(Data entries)
_ _ _ _ _ _ _

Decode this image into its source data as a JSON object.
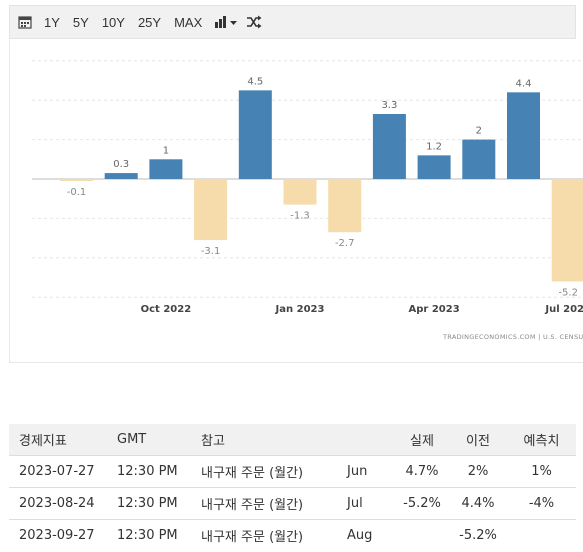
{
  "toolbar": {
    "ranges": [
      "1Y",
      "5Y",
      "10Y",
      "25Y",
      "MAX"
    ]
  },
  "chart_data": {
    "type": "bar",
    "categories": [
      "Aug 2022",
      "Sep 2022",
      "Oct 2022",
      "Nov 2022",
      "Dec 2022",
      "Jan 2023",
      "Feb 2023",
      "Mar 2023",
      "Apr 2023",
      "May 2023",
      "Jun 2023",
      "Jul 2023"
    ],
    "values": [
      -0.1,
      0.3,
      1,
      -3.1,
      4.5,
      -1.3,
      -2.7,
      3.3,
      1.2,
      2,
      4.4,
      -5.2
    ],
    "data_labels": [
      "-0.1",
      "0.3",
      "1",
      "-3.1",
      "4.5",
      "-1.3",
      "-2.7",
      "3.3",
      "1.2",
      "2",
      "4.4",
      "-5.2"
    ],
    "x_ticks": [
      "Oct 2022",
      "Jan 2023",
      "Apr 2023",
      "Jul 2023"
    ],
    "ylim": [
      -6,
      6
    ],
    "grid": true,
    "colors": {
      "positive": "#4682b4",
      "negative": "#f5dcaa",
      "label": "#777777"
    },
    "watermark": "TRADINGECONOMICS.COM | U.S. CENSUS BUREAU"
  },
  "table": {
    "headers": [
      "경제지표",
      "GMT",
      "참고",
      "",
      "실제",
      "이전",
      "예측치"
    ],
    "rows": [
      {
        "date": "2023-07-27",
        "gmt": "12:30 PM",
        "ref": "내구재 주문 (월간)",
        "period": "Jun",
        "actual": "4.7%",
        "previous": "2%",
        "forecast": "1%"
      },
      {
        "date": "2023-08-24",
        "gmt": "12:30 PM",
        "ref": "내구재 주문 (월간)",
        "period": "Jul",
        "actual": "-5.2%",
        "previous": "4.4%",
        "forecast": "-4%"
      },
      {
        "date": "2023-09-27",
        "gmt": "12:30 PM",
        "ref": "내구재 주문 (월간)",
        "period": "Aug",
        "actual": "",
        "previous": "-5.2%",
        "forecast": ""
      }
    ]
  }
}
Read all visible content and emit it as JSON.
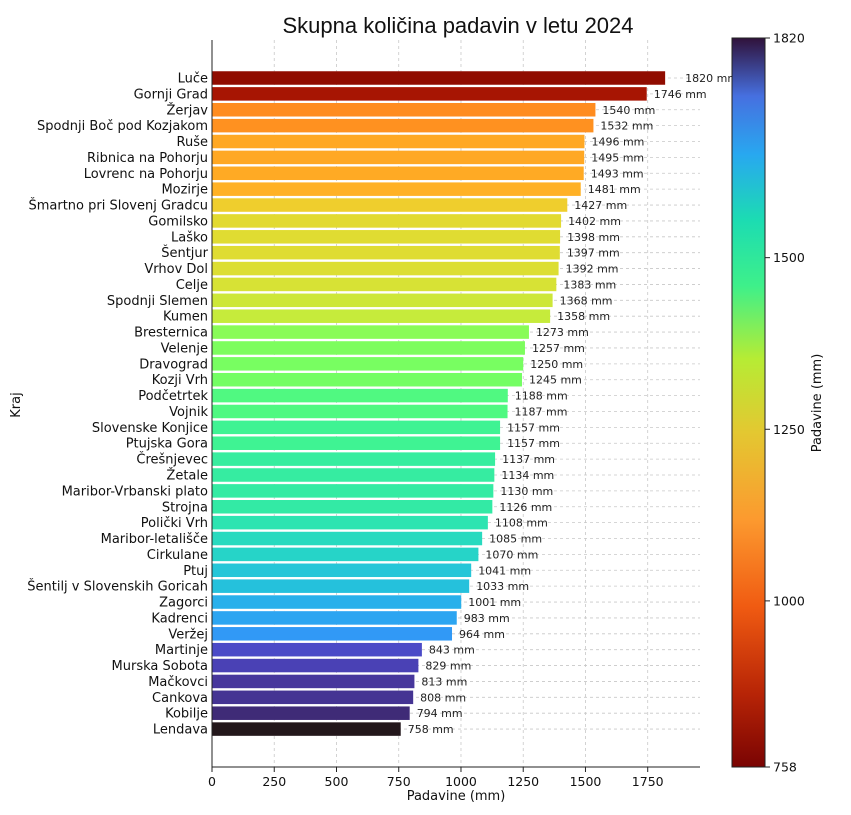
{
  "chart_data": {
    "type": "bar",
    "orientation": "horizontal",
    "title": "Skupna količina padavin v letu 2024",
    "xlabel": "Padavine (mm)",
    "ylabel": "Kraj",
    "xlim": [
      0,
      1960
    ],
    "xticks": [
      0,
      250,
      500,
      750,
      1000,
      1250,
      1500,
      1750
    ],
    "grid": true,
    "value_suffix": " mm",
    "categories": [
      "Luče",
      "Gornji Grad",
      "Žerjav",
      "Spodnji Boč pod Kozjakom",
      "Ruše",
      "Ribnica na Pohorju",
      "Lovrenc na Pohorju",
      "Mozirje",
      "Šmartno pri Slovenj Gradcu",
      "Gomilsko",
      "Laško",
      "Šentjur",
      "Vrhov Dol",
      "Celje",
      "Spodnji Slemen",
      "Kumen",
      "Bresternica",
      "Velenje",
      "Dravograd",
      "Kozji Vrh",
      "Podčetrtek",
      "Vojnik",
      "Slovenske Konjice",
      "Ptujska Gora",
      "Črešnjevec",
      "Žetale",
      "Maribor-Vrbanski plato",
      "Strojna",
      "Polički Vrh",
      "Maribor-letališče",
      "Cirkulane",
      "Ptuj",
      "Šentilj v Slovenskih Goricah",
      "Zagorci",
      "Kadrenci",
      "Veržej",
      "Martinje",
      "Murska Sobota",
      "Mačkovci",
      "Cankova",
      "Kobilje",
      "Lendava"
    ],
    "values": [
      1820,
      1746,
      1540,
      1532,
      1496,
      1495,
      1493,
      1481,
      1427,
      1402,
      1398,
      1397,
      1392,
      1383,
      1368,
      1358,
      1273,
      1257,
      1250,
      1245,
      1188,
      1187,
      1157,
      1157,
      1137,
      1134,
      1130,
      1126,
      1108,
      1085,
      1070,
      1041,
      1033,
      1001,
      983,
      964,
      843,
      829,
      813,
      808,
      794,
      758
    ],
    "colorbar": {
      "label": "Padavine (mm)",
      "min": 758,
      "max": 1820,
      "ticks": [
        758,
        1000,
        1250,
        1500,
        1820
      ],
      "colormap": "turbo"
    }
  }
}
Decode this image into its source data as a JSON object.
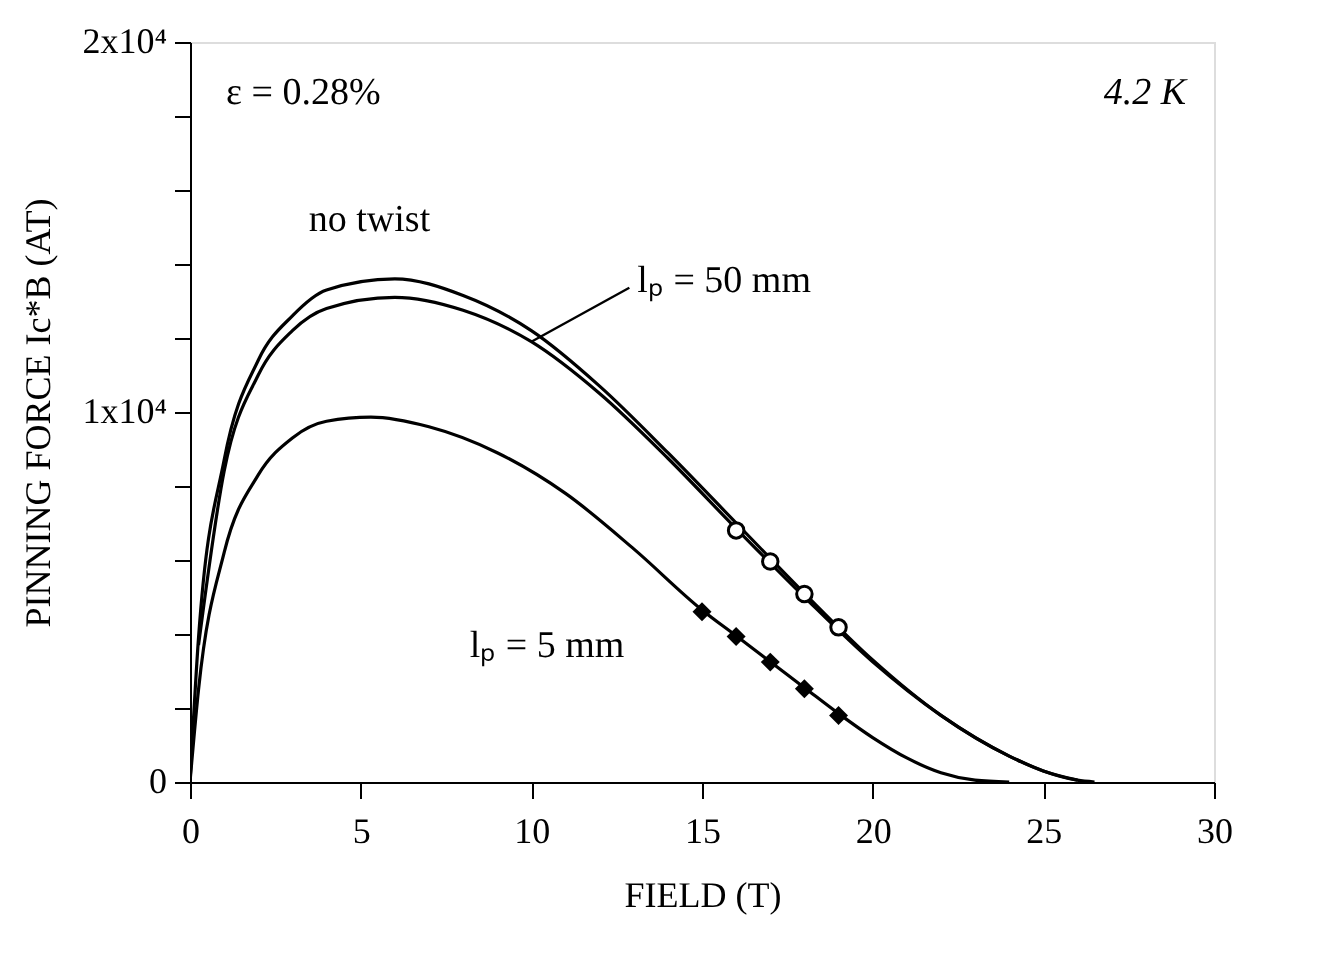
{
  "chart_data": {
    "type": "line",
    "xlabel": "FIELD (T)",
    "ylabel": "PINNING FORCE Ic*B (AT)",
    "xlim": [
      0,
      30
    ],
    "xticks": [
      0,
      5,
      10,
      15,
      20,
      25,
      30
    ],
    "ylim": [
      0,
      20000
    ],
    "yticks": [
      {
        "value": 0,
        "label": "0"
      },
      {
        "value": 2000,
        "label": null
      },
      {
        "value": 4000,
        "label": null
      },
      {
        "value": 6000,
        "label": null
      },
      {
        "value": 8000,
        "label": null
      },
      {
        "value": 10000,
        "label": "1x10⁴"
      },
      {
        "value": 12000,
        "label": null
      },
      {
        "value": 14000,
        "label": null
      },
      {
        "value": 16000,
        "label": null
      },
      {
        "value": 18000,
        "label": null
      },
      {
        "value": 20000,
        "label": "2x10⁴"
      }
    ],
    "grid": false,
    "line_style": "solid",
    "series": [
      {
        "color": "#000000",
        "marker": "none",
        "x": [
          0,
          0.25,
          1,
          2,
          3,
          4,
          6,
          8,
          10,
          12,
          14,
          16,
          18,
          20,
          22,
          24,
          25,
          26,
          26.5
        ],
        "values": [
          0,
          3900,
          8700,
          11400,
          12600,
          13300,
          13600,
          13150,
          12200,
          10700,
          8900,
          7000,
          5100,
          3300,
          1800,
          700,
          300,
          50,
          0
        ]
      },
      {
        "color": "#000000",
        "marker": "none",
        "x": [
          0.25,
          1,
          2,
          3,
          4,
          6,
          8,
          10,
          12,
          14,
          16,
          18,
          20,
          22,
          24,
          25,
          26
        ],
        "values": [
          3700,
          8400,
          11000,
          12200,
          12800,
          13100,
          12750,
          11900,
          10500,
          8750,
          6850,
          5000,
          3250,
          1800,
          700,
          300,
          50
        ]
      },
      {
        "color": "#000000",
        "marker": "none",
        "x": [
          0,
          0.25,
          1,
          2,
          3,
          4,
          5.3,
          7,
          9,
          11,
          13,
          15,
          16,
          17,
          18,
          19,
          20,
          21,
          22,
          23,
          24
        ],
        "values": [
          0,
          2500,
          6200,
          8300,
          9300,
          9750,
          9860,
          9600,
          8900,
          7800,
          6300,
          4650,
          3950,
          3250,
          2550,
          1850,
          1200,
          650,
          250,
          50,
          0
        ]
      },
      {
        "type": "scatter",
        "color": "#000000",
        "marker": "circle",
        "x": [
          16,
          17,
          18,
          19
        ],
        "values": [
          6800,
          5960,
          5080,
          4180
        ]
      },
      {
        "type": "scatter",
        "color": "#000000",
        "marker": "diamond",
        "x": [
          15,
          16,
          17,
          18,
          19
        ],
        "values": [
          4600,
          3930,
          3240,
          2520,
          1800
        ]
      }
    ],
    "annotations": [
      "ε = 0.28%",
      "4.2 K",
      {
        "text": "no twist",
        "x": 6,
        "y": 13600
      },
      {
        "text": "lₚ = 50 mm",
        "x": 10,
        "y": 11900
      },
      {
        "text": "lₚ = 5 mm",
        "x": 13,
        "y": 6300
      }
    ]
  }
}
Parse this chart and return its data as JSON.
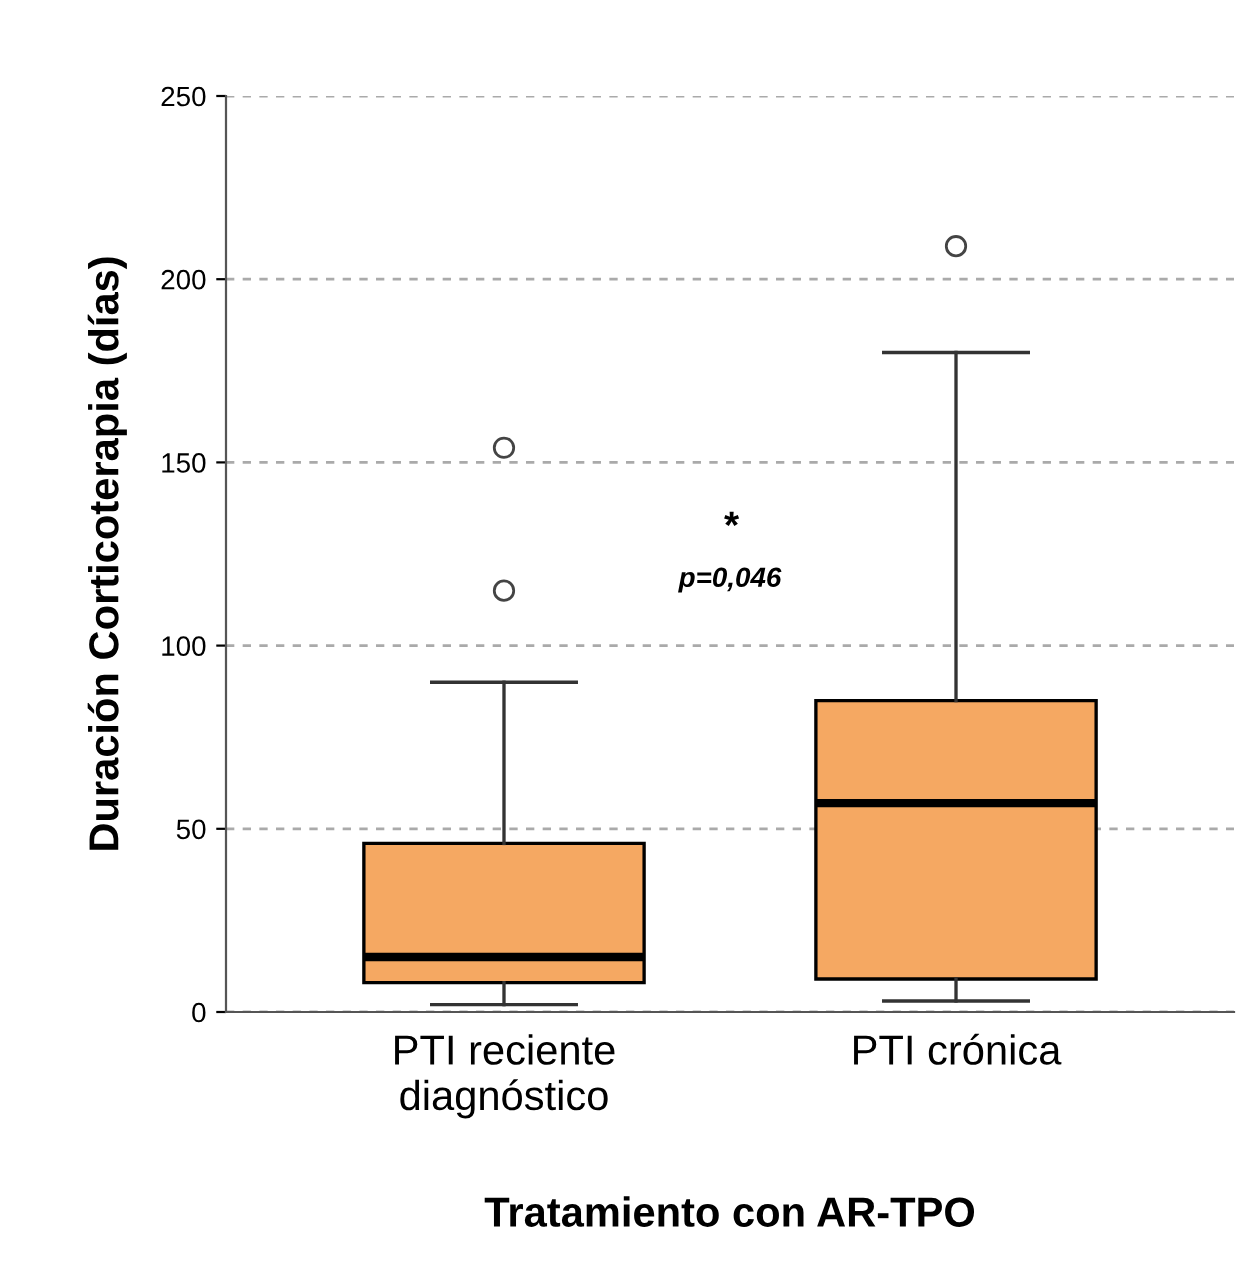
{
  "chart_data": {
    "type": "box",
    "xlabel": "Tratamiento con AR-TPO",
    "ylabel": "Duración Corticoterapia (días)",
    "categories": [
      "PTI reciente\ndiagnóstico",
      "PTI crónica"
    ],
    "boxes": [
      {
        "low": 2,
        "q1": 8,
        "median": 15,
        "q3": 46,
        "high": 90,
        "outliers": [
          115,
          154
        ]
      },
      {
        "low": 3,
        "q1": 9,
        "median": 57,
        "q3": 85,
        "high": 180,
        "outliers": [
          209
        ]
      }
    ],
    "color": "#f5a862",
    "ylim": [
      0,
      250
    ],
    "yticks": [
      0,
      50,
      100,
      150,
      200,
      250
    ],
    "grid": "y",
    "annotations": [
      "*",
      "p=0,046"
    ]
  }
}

_ _ _ _ _ _ _

### Stated problem
All lines of the data above that include the word "text" must be shown.

### Response to this task
        "text": "no twist",
        "text": "lₚ = 50 mm",
        "text": "lₚ = 5 mm",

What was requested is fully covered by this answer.